◆ **INFORMATION PROVIDED**
^^^^

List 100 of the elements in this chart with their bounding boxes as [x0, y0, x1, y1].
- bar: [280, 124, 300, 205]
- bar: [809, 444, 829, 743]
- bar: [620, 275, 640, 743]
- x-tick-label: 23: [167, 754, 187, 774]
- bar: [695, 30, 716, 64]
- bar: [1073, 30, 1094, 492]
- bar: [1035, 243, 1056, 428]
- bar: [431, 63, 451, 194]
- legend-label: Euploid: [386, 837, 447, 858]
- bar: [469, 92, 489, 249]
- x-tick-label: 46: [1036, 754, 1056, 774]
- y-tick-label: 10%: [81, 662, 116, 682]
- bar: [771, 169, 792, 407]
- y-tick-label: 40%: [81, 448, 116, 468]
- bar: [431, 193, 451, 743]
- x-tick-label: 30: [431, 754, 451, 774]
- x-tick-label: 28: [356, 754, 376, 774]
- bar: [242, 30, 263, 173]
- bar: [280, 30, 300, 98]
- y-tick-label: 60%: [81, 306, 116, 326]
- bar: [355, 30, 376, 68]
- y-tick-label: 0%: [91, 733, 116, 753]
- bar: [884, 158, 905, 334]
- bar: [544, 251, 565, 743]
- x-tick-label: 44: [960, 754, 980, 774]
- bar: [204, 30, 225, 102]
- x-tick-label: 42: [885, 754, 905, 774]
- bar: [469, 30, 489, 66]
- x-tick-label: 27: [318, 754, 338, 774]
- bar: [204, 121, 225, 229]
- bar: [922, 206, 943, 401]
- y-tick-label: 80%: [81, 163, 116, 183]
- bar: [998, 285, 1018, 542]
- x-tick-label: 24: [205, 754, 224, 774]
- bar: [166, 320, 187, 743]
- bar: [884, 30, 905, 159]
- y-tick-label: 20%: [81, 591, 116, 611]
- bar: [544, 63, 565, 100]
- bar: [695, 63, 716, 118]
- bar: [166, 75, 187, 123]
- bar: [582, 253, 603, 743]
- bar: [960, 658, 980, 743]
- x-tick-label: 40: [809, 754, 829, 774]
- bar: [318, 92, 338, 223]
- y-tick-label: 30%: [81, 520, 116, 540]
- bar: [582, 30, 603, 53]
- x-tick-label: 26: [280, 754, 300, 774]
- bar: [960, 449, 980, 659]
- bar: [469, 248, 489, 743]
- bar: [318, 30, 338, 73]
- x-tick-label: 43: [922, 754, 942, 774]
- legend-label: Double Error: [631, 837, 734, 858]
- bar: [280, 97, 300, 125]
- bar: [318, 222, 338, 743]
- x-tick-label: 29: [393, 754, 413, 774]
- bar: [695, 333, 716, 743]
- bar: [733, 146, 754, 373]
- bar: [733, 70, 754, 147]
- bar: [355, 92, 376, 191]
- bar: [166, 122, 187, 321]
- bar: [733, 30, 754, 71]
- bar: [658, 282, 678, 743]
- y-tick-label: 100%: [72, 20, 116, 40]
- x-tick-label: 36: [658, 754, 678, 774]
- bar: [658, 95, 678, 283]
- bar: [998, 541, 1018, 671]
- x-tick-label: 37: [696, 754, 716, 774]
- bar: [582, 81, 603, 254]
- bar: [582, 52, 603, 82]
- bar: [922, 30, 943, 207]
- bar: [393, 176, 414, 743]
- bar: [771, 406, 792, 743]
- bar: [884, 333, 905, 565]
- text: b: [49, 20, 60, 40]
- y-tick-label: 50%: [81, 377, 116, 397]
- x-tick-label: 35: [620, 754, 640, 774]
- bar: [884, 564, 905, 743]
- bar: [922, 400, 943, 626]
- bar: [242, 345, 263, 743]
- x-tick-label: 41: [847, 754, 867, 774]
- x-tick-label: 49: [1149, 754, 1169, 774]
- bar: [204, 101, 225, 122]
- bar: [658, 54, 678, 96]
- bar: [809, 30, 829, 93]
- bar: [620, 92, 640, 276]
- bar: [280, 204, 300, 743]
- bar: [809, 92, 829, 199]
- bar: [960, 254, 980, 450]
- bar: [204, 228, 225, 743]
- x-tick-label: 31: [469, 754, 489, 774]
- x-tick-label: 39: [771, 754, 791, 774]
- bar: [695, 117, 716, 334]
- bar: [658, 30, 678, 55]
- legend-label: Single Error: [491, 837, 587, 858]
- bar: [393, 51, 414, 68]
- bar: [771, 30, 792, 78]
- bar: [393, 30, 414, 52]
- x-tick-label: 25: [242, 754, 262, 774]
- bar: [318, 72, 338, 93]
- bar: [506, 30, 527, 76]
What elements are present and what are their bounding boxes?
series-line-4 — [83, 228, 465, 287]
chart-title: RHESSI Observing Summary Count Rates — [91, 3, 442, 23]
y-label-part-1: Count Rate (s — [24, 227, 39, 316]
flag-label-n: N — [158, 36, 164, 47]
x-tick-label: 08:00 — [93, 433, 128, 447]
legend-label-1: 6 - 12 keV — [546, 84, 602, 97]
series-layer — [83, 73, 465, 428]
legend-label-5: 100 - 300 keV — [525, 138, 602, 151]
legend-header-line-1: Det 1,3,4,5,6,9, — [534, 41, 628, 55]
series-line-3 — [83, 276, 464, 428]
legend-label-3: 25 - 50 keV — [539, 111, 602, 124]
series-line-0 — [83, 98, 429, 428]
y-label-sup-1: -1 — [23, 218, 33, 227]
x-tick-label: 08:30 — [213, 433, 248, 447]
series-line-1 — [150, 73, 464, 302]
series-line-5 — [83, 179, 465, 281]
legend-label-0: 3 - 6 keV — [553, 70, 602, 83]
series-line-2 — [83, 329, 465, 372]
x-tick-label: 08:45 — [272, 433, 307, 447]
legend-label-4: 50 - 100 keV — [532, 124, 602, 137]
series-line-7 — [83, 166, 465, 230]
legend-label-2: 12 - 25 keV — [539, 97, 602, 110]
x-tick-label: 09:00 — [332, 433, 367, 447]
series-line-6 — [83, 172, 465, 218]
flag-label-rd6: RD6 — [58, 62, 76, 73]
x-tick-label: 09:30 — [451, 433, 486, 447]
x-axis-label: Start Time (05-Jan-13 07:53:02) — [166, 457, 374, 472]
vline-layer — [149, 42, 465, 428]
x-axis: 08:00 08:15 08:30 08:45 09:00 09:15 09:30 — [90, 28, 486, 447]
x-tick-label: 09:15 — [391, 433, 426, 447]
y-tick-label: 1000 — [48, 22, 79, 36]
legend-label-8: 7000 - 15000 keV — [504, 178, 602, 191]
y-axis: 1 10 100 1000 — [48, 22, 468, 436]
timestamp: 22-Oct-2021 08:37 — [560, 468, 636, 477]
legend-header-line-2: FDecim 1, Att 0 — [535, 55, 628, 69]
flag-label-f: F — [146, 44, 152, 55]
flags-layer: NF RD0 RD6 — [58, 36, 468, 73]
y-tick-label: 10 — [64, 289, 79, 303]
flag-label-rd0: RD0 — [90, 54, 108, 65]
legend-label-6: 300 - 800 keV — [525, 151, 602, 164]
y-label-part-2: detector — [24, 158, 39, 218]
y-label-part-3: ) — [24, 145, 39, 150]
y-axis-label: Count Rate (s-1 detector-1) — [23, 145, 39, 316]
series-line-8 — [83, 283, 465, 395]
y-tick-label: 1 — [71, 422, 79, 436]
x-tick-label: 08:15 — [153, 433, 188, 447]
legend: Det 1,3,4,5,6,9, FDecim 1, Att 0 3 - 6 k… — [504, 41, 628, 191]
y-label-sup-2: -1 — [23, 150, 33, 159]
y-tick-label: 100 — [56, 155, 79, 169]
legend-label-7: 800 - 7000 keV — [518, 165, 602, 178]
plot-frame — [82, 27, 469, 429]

^^^^

◆ **EXERCISE GOAL**
Report each line in the items above that contains the string "layer". Case counts.

◆ **EXERCISE SOLUTION**
series-layer — [83, 73, 465, 428]
vline-layer — [149, 42, 465, 428]
flags-layer: NF RD0 RD6 — [58, 36, 468, 73]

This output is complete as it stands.